* ZU ERLEDIGENDE AUFGABEN
1. Gib aus dem Text über den Obersten Gerichtshof der USA den Abschnitt wieder, der mit den Worten „Ein Satz ist“ beginnt und nach „einem unverschämten Verhalten.“ endet, und tausche darin „Supreme Court“ gegen „Obersten Gerichtshof“.
2. Bitte nenne alle Themen, die der Text über den Obersten Gerichtshof der USA als Gegenstand der jüngsten Urteile aufzählt.

* SEITE
+-------+

Ein Satz ist seit Anfang Juli immer wieder zu hören in den USA: Der Oberste Gerichtshof sei außer Kontrolle. Es sind Anhänger der US-Demokraten, die warnen, die Demokratie in den Vereinigten Staaten sei in Gefahr.
Im Interview mit dem Radiosender NPR spricht Jura-Professorin Melissa Murray von einer der extremsten Sitzungsperioden in der Geschichte des Gerichtes: "Die Konservativen haben eine ausreichend große Mehrheit und sie scheinen bereit, Dinge zu überdenken, die wir bereits für geklärt hielten."
Das Erbe Trumps
Die Kritiker reagieren damit auf die jüngsten Urteile des Gerichts. Ob Abtreibung, Waffenrecht oder Auflagen für Umweltschutz - die rechts-konservativen Richter am Supreme Court setzten sich mit ihrer Mehrheit durch. Sie bescherten dabei den US-Republikanern Erfolg in strittigen Themen. US-Präsident Joe Biden sprach von einem unverschämten Verhalten.

+-------+

* AUFLISTUNG

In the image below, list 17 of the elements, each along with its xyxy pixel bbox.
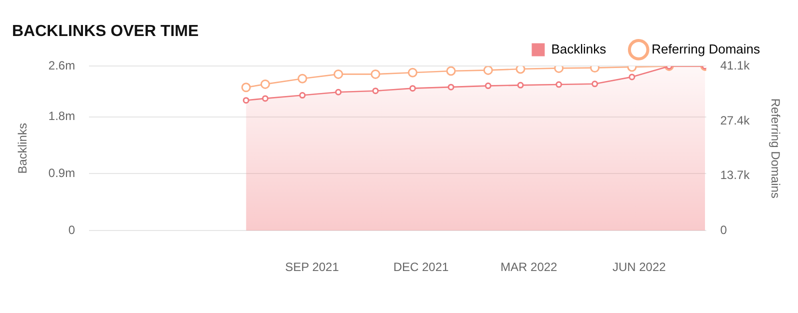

+-------+

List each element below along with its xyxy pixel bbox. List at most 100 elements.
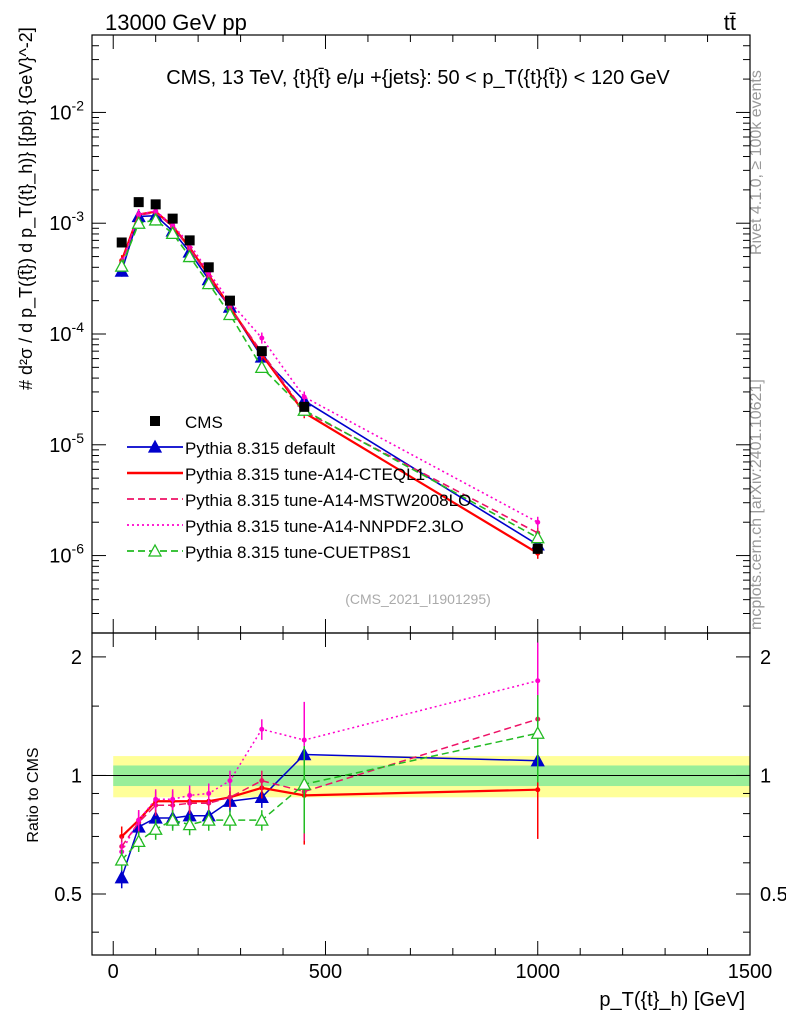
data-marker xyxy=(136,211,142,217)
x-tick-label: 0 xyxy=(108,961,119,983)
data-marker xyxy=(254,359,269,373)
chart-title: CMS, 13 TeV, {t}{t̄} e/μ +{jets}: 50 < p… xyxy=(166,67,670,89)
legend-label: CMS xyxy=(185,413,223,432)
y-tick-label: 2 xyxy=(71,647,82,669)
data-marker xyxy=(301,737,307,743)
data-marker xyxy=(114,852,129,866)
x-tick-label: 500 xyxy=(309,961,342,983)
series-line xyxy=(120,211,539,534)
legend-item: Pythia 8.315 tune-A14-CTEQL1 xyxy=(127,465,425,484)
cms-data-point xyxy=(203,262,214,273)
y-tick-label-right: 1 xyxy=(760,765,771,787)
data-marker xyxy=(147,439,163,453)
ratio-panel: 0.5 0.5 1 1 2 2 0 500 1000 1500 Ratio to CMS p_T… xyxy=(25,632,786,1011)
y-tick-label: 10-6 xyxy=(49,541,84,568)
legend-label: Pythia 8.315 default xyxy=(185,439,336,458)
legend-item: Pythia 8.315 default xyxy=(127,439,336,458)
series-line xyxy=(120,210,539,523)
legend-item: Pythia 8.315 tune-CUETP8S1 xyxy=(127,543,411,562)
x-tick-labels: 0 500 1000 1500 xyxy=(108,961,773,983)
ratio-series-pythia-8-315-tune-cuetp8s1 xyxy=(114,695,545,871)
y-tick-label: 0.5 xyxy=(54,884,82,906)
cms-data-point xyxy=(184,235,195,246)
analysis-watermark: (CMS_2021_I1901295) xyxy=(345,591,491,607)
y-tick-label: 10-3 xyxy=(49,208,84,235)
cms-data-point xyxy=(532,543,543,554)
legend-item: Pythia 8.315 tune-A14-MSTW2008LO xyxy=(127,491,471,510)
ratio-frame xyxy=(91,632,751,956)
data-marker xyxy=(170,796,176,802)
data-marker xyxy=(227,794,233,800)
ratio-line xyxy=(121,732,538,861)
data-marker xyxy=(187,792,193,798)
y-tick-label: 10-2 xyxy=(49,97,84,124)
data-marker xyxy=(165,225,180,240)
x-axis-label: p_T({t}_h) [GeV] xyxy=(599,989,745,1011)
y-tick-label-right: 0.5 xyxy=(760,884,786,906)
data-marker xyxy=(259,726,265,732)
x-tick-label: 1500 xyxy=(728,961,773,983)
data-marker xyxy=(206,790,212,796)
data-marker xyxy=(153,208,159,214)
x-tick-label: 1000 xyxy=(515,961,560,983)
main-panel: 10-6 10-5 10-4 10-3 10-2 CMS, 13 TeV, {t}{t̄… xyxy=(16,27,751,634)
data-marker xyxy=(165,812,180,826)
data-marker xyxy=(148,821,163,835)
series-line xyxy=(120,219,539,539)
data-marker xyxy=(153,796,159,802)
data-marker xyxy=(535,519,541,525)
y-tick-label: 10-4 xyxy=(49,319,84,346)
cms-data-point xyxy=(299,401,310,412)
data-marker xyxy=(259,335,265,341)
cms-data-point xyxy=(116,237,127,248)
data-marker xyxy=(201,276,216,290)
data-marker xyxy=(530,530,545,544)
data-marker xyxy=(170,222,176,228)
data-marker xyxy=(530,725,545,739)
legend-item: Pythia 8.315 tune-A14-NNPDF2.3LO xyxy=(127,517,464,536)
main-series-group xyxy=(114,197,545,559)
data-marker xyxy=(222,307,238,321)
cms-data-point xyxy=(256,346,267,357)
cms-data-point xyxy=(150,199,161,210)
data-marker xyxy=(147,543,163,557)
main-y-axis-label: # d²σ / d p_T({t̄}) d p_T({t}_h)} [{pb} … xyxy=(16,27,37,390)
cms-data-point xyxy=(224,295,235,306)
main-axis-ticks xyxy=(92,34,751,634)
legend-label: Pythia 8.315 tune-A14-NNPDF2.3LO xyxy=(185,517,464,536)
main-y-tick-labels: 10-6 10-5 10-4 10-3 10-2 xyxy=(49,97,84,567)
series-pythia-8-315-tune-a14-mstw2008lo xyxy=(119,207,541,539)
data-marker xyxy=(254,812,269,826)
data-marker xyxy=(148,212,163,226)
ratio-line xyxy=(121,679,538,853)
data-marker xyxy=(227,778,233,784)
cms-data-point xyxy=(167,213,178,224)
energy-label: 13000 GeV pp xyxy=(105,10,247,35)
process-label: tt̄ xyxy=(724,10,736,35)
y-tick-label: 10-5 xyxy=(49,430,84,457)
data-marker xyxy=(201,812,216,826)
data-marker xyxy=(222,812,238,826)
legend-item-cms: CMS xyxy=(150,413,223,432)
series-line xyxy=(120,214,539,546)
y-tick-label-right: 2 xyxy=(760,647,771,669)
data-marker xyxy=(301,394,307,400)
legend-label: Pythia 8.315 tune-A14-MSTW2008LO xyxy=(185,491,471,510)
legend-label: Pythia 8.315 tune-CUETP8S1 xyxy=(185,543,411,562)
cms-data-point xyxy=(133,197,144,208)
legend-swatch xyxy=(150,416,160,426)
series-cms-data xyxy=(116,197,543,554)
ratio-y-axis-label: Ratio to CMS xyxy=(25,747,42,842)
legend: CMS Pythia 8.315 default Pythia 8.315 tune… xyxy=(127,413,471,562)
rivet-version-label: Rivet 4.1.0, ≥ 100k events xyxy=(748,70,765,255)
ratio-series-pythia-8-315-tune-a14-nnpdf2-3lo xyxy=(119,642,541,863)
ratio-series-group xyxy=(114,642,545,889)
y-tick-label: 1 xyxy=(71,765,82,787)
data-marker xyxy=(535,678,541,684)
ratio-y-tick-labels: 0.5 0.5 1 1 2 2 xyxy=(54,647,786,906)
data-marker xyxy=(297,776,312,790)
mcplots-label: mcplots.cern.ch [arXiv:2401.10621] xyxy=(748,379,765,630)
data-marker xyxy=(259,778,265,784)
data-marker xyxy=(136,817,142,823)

+-------+

* ERGEBNISSE
1.
Ein Satz ist seit Anfang Juli immer wieder zu hören in den USA: Der Oberste Gerichtshof sei außer Kontrolle. Es sind Anhänger der US-Demokraten, die warnen, die Demokratie in den Vereinigten Staaten sei in Gefahr.
Im Interview mit dem Radiosender NPR spricht Jura-Professorin Melissa Murray von einer der extremsten Sitzungsperioden in der Geschichte des Gerichtes: "Die Konservativen haben eine ausreichend große Mehrheit und sie scheinen bereit, Dinge zu überdenken, die wir bereits für geklärt hielten."
Das Erbe Trumps
Die Kritiker reagieren damit auf die jüngsten Urteile des Gerichts. Ob Abtreibung, Waffenrecht oder Auflagen für Umweltschutz - die rechts-konservativen Richter am Obersten Gerichtshof setzten sich mit ihrer Mehrheit durch. Sie bescherten dabei den US-Republikanern Erfolg in strittigen Themen. US-Präsident Joe Biden sprach von einem unverschämten Verhalten.

2. Abtreibung, Waffenrecht, Auflagen für Umweltschutz